──────── FRAGMENTO DE ORIGEN

Todo perfecto, excepción hecha de que a ninguno de los estrategas se le ocurrió considerar en serio otra variante: la disposición del pueblo mexicano y de su gobierno. Bastaba con tener la aquiescencia de unos cuantos notables y de algunas actas de adhesión levantadas o inventadas que para el caso era lo mismo. Ninguno advirtió -o le acordó al suceso mayor importancia- que el 1 de enero de 1861 se había consumado la victoria interna de las fuerzas políticas y culturales portadoras del proyecto nacional. Para dar marcha atrás o borrar este hecho, habría que liquidar materialmente a cientos de miles o millones de personas. Los juaristas –sinteticemos con este calificativo a todos los patriotas, aunque les hace poca justicia por la riqueza y variedad de sus orígenes o formulaciones ideológicas, así como por su estatura política e intelectual- sí comprendieron esta circunstancia. Por eso, aún caminando al filo del abismo, su dirección se mostró firme y obstinada: ya cambiarían las tornas en el tablero internacional, los imperios reñirían entre sí y se abrirían espacios para los débiles, mientras tanto sólo cabía resistir y resistir. Por eso, dos años después, cuando en julio de 1863 el gabinete, la comisión permanente del Congreso de la Unión y los ministros de la Corte abandonaban la capital, el presidente Juárez pudo decir: “…cuando los franceses tomen la ciudad de México, la guerra no habrá hecho sino comenzar”. ¡Y los imperialistas y reaccionarios que ya la daban por terminada!

────────────────

• TAREA 1:
Enumera, por favor, los órganos de gobierno que, según el fragmento sobre los juaristas, abandonaban la capital en julio de 1863.
• TAREA 2:
Escribe lo que sigue al fragmento sobre los juaristas, a partir de su última frase.

──────── LISTADO DE DATOS

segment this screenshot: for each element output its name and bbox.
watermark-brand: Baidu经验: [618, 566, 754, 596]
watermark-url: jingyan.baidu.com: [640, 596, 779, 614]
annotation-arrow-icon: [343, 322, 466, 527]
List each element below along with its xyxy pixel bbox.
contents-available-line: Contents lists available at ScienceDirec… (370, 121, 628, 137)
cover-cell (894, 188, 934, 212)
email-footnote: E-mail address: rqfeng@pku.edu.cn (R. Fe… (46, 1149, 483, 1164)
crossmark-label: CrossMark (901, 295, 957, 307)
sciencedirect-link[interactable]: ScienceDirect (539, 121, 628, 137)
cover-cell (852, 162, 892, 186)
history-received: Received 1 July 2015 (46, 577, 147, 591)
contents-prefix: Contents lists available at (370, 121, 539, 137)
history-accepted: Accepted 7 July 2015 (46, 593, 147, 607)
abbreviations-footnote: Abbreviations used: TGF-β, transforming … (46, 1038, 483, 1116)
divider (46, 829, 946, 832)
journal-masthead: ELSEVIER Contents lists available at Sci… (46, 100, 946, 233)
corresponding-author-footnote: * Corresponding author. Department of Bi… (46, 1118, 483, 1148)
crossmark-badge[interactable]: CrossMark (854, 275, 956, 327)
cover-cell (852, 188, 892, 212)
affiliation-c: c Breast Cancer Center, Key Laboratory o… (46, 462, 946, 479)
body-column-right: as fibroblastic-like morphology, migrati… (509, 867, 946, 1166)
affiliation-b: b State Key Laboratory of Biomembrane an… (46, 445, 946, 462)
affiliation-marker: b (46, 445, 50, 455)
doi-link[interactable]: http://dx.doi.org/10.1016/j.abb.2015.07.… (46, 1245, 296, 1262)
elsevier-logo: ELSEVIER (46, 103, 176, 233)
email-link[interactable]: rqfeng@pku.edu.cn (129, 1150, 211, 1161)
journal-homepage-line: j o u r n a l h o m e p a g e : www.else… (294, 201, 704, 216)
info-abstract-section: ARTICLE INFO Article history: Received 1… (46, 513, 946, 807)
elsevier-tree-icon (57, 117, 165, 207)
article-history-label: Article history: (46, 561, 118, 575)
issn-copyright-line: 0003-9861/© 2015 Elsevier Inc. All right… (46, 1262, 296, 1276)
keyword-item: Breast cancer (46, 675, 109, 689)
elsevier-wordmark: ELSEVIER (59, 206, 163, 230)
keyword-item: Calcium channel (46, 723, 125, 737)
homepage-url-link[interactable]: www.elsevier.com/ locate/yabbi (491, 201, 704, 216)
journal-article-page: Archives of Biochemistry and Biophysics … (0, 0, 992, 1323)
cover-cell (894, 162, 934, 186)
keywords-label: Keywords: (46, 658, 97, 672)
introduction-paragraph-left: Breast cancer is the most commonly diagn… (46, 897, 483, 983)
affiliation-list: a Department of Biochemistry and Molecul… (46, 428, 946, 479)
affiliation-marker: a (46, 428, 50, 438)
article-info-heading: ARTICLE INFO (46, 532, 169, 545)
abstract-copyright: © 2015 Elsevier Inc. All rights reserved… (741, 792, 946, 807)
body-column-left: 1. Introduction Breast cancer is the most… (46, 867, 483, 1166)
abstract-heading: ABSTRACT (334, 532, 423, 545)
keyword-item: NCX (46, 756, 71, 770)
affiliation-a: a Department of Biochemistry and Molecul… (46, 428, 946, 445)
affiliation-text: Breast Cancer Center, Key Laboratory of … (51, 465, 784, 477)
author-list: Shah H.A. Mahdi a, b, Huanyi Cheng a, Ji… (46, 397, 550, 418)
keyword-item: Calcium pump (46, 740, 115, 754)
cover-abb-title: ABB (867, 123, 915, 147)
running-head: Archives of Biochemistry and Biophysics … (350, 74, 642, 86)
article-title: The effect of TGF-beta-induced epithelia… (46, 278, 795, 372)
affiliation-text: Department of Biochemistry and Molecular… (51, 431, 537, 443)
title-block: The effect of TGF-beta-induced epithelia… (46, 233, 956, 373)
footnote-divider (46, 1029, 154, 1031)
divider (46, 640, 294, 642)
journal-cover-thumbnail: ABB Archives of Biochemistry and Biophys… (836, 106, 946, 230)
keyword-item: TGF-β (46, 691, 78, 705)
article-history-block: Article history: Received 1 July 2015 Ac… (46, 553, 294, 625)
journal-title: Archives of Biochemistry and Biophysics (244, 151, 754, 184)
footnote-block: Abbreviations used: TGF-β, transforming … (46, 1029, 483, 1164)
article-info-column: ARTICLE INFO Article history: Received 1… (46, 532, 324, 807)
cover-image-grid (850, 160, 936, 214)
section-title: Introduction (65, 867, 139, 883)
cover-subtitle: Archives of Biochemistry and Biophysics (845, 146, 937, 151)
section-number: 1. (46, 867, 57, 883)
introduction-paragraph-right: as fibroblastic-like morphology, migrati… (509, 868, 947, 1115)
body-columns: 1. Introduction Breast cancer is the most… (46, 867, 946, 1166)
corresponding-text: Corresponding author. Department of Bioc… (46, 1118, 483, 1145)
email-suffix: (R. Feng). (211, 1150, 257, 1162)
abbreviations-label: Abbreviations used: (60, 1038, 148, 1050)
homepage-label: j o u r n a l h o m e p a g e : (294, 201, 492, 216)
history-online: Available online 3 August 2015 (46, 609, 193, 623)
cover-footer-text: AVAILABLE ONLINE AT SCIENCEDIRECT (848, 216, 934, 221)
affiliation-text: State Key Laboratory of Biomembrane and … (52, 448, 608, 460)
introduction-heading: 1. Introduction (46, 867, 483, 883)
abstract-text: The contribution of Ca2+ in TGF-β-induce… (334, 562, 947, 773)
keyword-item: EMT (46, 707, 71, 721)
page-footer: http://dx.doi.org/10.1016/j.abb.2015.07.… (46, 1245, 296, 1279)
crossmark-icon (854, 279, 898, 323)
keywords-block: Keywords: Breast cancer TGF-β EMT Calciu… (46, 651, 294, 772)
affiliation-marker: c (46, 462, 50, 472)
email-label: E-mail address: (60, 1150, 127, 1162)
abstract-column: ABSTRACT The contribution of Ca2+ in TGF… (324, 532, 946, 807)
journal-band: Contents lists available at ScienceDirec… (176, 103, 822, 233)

────────────────

• RESPUESTA 1:
El gabinete, la comisión permanente del Congreso de la Unión y los ministros de la Corte.

• RESPUESTA 2:
¿Será ocioso o inútil escribir sobre pasajes tan lejanos en nuestra historia?. No lo considero así, porque hay gestas colectivas sobre la que es preciso volver una y otra vez para comprender. Y entender el pasado es el mejor camino para descubrir las claves del presente, en cuya telaraña de acontecimientos, indefiniciones, dudas e incógnitas podemos perdernos, sin vislumbrar salidas. En 1861, año crucial, el gobierno mexicano tomó decisiones adecuadas para salvar al país, negoció hasta donde se pudo y cuando se le impuso la guerra, entró en ella sin concesiones, a fondo, decidido a ganar. Ello templó el espíritu de resistencia e hizo renacer el sentido de identidad entre los más combativos. A la postre, ganó la apuesta. En el contexto de la crisis generalizada que ahora soportamos, hay que apostarle de nuevo a la organización y puesta en pie de las fuerzas sociales –renovadas y continuadas- que hicieron posible las victorias de 1861 y 1867. Ambas, se ubican en las cimas alcanzadas por el pueblo mexicano en la lucha por su liberación.